EXERCISE INPUTS
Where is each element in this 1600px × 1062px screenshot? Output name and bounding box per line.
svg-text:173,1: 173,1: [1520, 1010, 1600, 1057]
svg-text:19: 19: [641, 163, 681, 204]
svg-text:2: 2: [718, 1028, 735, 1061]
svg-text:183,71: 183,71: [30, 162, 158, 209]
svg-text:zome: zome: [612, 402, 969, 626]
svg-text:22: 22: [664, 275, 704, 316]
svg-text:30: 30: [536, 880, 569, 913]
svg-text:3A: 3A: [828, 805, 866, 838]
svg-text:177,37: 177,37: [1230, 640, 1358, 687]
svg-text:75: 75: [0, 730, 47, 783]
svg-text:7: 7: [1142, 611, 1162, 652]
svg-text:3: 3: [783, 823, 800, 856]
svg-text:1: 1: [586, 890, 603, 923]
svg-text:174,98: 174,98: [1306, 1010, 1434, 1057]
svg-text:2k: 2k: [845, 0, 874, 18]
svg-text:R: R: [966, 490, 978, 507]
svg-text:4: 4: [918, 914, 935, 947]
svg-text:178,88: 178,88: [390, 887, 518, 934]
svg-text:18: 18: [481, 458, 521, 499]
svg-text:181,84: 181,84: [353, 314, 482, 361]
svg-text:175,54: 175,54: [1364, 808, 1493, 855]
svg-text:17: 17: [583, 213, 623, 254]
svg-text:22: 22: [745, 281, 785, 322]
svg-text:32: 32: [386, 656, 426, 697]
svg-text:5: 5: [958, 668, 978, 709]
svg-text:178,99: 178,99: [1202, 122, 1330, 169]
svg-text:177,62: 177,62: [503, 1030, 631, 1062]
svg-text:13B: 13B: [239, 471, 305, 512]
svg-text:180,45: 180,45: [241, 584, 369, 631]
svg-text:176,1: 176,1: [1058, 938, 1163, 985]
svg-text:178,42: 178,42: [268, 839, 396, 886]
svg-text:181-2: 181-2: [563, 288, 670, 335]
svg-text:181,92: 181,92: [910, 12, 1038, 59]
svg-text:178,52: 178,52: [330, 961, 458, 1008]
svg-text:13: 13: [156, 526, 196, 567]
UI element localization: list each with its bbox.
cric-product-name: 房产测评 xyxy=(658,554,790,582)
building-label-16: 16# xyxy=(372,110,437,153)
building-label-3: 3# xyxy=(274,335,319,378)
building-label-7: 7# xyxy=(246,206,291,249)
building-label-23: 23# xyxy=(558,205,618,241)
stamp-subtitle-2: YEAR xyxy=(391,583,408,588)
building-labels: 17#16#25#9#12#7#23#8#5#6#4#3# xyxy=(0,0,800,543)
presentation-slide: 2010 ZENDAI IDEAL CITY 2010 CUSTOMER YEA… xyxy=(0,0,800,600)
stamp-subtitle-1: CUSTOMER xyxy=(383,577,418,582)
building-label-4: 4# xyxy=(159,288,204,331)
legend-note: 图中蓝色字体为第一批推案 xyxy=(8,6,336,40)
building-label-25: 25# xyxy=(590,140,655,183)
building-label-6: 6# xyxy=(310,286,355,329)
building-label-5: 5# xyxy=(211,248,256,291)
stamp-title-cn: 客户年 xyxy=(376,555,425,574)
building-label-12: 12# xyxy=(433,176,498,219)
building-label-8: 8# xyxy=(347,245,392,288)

WHAT TO DO
How many lines of the listing above contain the string "stamp"? Reply with the number alone.

RESPONSE TO THIS TASK
3